◆ STATED TASK ◆
Output all of the records exactly as written.
------
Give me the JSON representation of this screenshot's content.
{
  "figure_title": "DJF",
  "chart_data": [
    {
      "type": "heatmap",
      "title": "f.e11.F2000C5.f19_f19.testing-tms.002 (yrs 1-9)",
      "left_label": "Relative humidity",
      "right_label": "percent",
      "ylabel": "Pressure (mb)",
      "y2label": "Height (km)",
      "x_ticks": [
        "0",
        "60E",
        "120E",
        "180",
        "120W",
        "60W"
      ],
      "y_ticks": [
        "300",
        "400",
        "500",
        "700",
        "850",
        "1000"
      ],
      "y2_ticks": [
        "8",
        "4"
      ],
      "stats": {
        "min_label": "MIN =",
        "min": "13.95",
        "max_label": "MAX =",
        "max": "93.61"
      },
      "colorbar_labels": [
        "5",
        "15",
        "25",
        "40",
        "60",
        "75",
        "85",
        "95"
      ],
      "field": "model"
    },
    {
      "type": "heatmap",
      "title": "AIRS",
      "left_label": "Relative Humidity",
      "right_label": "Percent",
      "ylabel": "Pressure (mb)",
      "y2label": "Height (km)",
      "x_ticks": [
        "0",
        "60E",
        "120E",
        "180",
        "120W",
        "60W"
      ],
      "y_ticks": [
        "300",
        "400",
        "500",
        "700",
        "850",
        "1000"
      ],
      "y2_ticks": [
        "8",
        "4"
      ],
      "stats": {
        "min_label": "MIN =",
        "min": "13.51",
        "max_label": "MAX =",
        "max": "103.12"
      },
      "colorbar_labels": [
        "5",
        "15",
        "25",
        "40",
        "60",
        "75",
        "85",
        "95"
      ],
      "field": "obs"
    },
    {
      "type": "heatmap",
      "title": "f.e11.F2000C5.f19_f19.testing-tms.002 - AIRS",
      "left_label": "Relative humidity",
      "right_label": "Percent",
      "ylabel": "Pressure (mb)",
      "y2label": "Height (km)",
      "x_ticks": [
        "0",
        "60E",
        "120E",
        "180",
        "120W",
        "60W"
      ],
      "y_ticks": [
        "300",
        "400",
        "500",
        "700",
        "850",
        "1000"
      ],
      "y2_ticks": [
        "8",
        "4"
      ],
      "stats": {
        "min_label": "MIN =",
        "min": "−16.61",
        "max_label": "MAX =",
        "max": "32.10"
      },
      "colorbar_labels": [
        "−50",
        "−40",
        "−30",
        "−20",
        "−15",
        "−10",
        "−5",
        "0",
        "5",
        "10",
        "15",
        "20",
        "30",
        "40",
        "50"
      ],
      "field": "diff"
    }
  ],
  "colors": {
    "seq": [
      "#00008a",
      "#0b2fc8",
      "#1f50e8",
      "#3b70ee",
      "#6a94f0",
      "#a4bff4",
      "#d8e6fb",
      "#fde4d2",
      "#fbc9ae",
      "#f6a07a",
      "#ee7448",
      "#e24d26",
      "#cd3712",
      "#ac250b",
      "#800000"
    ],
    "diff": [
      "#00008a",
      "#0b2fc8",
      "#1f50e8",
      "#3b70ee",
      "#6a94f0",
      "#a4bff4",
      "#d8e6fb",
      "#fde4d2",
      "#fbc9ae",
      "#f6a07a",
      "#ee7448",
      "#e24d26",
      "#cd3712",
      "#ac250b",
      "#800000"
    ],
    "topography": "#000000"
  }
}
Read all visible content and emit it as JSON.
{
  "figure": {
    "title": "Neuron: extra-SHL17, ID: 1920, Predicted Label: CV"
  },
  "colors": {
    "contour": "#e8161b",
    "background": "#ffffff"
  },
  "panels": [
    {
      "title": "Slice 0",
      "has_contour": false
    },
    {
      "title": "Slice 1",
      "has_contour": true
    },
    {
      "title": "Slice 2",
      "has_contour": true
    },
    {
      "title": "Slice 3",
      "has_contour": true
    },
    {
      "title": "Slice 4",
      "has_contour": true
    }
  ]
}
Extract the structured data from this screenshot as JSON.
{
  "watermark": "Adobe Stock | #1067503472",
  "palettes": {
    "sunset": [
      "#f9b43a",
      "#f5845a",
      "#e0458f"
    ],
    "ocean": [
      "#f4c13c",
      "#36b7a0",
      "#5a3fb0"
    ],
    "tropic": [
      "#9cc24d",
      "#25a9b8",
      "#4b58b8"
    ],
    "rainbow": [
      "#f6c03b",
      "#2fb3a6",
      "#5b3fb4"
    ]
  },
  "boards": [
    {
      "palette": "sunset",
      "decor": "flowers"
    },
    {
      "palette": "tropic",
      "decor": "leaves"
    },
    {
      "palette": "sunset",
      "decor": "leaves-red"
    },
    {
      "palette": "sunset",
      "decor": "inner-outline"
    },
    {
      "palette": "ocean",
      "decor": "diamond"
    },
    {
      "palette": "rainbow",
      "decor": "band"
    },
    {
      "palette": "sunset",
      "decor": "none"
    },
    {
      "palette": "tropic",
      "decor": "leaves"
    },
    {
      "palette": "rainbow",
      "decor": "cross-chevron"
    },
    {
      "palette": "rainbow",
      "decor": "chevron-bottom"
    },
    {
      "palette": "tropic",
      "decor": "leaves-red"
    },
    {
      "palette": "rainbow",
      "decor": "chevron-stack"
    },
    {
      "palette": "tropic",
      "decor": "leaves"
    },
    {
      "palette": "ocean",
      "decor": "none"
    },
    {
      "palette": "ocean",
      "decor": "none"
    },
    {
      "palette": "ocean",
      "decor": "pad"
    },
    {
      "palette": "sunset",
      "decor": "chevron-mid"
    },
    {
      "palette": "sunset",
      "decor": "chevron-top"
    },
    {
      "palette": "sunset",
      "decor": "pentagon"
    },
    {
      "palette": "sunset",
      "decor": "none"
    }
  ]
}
------
◆ EXPECTED ANSWER ◆
Give me the JSON representation of this screenshot's content.
{
  "figure_title": "DJF",
  "chart_data": [
    {
      "type": "heatmap",
      "title": "f.e11.F2000C5.f19_f19.testing-tms.002 (yrs 1-9)",
      "left_label": "Relative humidity",
      "right_label": "percent",
      "ylabel": "Pressure (mb)",
      "y2label": "Height (km)",
      "x_ticks": [
        "0",
        "60E",
        "120E",
        "180",
        "120W",
        "60W"
      ],
      "y_ticks": [
        "300",
        "400",
        "500",
        "700",
        "850",
        "1000"
      ],
      "y2_ticks": [
        "8",
        "4"
      ],
      "stats": {
        "min_label": "MIN =",
        "min": "13.95",
        "max_label": "MAX =",
        "max": "93.61"
      },
      "colorbar_labels": [
        "5",
        "15",
        "25",
        "40",
        "60",
        "75",
        "85",
        "95"
      ],
      "field": "model"
    },
    {
      "type": "heatmap",
      "title": "AIRS",
      "left_label": "Relative Humidity",
      "right_label": "Percent",
      "ylabel": "Pressure (mb)",
      "y2label": "Height (km)",
      "x_ticks": [
        "0",
        "60E",
        "120E",
        "180",
        "120W",
        "60W"
      ],
      "y_ticks": [
        "300",
        "400",
        "500",
        "700",
        "850",
        "1000"
      ],
      "y2_ticks": [
        "8",
        "4"
      ],
      "stats": {
        "min_label": "MIN =",
        "min": "13.51",
        "max_label": "MAX =",
        "max": "103.12"
      },
      "colorbar_labels": [
        "5",
        "15",
        "25",
        "40",
        "60",
        "75",
        "85",
        "95"
      ],
      "field": "obs"
    },
    {
      "type": "heatmap",
      "title": "f.e11.F2000C5.f19_f19.testing-tms.002 - AIRS",
      "left_label": "Relative humidity",
      "right_label": "Percent",
      "ylabel": "Pressure (mb)",
      "y2label": "Height (km)",
      "x_ticks": [
        "0",
        "60E",
        "120E",
        "180",
        "120W",
        "60W"
      ],
      "y_ticks": [
        "300",
        "400",
        "500",
        "700",
        "850",
        "1000"
      ],
      "y2_ticks": [
        "8",
        "4"
      ],
      "stats": {
        "min_label": "MIN =",
        "min": "−16.61",
        "max_label": "MAX =",
        "max": "32.10"
      },
      "colorbar_labels": [
        "−50",
        "−40",
        "−30",
        "−20",
        "−15",
        "−10",
        "−5",
        "0",
        "5",
        "10",
        "15",
        "20",
        "30",
        "40",
        "50"
      ],
      "field": "diff"
    }
  ],
  "colors": {
    "seq": [
      "#00008a",
      "#0b2fc8",
      "#1f50e8",
      "#3b70ee",
      "#6a94f0",
      "#a4bff4",
      "#d8e6fb",
      "#fde4d2",
      "#fbc9ae",
      "#f6a07a",
      "#ee7448",
      "#e24d26",
      "#cd3712",
      "#ac250b",
      "#800000"
    ],
    "diff": [
      "#00008a",
      "#0b2fc8",
      "#1f50e8",
      "#3b70ee",
      "#6a94f0",
      "#a4bff4",
      "#d8e6fb",
      "#fde4d2",
      "#fbc9ae",
      "#f6a07a",
      "#ee7448",
      "#e24d26",
      "#cd3712",
      "#ac250b",
      "#800000"
    ],
    "topography": "#000000"
  }
}
Read all visible content and emit it as JSON.
{
  "figure": {
    "title": "Neuron: extra-SHL17, ID: 1920, Predicted Label: CV"
  },
  "colors": {
    "contour": "#e8161b",
    "background": "#ffffff"
  },
  "panels": [
    {
      "title": "Slice 0",
      "has_contour": false
    },
    {
      "title": "Slice 1",
      "has_contour": true
    },
    {
      "title": "Slice 2",
      "has_contour": true
    },
    {
      "title": "Slice 3",
      "has_contour": true
    },
    {
      "title": "Slice 4",
      "has_contour": true
    }
  ]
}
Extract the structured data from this screenshot as JSON.
{
  "watermark": "Adobe Stock | #1067503472",
  "palettes": {
    "sunset": [
      "#f9b43a",
      "#f5845a",
      "#e0458f"
    ],
    "ocean": [
      "#f4c13c",
      "#36b7a0",
      "#5a3fb0"
    ],
    "tropic": [
      "#9cc24d",
      "#25a9b8",
      "#4b58b8"
    ],
    "rainbow": [
      "#f6c03b",
      "#2fb3a6",
      "#5b3fb4"
    ]
  },
  "boards": [
    {
      "palette": "sunset",
      "decor": "flowers"
    },
    {
      "palette": "tropic",
      "decor": "leaves"
    },
    {
      "palette": "sunset",
      "decor": "leaves-red"
    },
    {
      "palette": "sunset",
      "decor": "inner-outline"
    },
    {
      "palette": "ocean",
      "decor": "diamond"
    },
    {
      "palette": "rainbow",
      "decor": "band"
    },
    {
      "palette": "sunset",
      "decor": "none"
    },
    {
      "palette": "tropic",
      "decor": "leaves"
    },
    {
      "palette": "rainbow",
      "decor": "cross-chevron"
    },
    {
      "palette": "rainbow",
      "decor": "chevron-bottom"
    },
    {
      "palette": "tropic",
      "decor": "leaves-red"
    },
    {
      "palette": "rainbow",
      "decor": "chevron-stack"
    },
    {
      "palette": "tropic",
      "decor": "leaves"
    },
    {
      "palette": "ocean",
      "decor": "none"
    },
    {
      "palette": "ocean",
      "decor": "none"
    },
    {
      "palette": "ocean",
      "decor": "pad"
    },
    {
      "palette": "sunset",
      "decor": "chevron-mid"
    },
    {
      "palette": "sunset",
      "decor": "chevron-top"
    },
    {
      "palette": "sunset",
      "decor": "pentagon"
    },
    {
      "palette": "sunset",
      "decor": "none"
    }
  ]
}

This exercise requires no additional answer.